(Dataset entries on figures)
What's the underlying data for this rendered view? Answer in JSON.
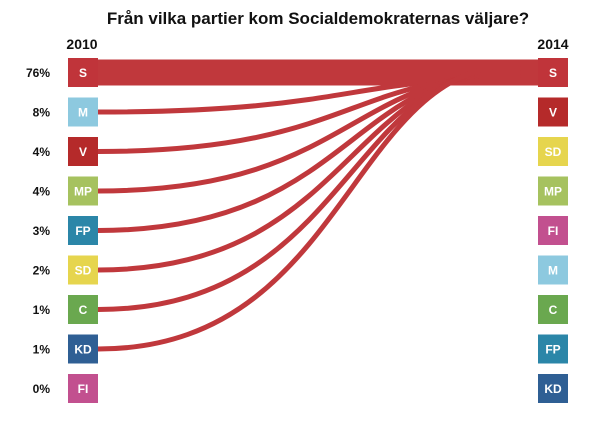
{
  "chart_data": {
    "type": "flow",
    "title": "Från vilka partier kom Socialdemokraternas väljare?",
    "left_year": "2010",
    "right_year": "2014",
    "target": "S",
    "colors": {
      "S": "#c0343a",
      "M": "#8dc9df",
      "V": "#b52a2a",
      "MP": "#a6c25f",
      "FP": "#2b86a8",
      "SD": "#e6d54e",
      "C": "#6aa84f",
      "KD": "#2f5f94",
      "FI": "#c2508f",
      "flow": "#c0383c"
    },
    "sources_2010": [
      {
        "party": "S",
        "share": "76%",
        "value": 76
      },
      {
        "party": "M",
        "share": "8%",
        "value": 8
      },
      {
        "party": "V",
        "share": "4%",
        "value": 4
      },
      {
        "party": "MP",
        "share": "4%",
        "value": 4
      },
      {
        "party": "FP",
        "share": "3%",
        "value": 3
      },
      {
        "party": "SD",
        "share": "2%",
        "value": 2
      },
      {
        "party": "C",
        "share": "1%",
        "value": 1
      },
      {
        "party": "KD",
        "share": "1%",
        "value": 1
      },
      {
        "party": "FI",
        "share": "0%",
        "value": 0
      }
    ],
    "parties_2014": [
      "S",
      "V",
      "SD",
      "MP",
      "FI",
      "M",
      "C",
      "FP",
      "KD"
    ]
  }
}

SHORT PROBLEM: Only lines holding the string "share" are wanted; gather each one from the entries above.

EXERCISE RESPONSE:
        "share": "76%",
        "share": "8%",
        "share": "4%",
        "share": "4%",
        "share": "3%",
        "share": "2%",
        "share": "1%",
        "share": "1%",
        "share": "0%",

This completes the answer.